* Task description *
Tally the lines that hold the word "Hurricane" and reply with that figure only.

-- START OF Data lines --

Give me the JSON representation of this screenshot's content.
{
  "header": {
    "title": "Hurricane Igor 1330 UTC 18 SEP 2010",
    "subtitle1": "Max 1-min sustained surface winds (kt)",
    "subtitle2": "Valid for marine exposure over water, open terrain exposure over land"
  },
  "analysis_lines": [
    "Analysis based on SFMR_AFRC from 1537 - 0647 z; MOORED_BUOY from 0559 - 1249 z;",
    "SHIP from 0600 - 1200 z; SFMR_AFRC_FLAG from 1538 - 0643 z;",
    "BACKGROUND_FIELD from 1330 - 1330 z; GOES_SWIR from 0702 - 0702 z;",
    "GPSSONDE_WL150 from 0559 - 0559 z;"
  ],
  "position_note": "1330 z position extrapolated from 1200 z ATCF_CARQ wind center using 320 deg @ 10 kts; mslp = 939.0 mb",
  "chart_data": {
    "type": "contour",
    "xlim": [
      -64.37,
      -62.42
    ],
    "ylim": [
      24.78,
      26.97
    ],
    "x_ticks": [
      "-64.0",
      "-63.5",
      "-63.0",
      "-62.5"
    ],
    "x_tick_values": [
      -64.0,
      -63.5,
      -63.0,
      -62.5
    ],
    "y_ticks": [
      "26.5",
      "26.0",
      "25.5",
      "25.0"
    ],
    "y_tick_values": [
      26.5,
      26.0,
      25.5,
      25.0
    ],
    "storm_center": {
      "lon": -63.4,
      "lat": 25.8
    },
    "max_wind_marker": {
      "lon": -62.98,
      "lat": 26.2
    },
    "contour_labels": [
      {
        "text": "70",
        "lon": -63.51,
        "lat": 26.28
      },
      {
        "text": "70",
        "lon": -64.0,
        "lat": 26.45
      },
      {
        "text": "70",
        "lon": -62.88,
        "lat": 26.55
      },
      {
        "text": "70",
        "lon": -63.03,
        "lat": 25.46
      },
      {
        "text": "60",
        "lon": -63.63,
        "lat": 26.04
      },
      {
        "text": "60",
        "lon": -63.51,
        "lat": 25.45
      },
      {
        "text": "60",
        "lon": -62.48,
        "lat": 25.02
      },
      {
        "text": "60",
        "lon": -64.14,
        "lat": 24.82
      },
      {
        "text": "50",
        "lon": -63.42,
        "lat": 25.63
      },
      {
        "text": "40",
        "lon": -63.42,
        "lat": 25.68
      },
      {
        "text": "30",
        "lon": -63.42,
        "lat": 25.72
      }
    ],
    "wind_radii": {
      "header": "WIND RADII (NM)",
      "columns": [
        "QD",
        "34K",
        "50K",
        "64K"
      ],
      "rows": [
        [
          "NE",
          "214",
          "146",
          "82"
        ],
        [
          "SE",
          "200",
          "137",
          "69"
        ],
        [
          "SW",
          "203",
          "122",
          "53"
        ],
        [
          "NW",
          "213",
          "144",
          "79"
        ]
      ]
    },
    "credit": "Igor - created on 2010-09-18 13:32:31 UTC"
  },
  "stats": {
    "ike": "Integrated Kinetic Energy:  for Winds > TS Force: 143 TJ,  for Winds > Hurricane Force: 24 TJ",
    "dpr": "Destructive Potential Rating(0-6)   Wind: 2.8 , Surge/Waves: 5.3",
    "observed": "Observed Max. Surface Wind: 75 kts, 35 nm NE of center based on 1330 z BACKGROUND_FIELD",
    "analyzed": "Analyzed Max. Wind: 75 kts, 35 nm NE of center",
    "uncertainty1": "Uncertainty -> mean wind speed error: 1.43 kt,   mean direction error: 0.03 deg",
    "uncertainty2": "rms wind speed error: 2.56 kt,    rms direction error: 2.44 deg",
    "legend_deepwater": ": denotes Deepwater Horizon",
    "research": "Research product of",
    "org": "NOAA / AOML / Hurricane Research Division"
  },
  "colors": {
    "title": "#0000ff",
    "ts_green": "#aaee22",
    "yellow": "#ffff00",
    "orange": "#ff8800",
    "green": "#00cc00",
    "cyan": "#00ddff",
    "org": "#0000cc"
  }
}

-- END OF Data lines --

* Exercise solution *
3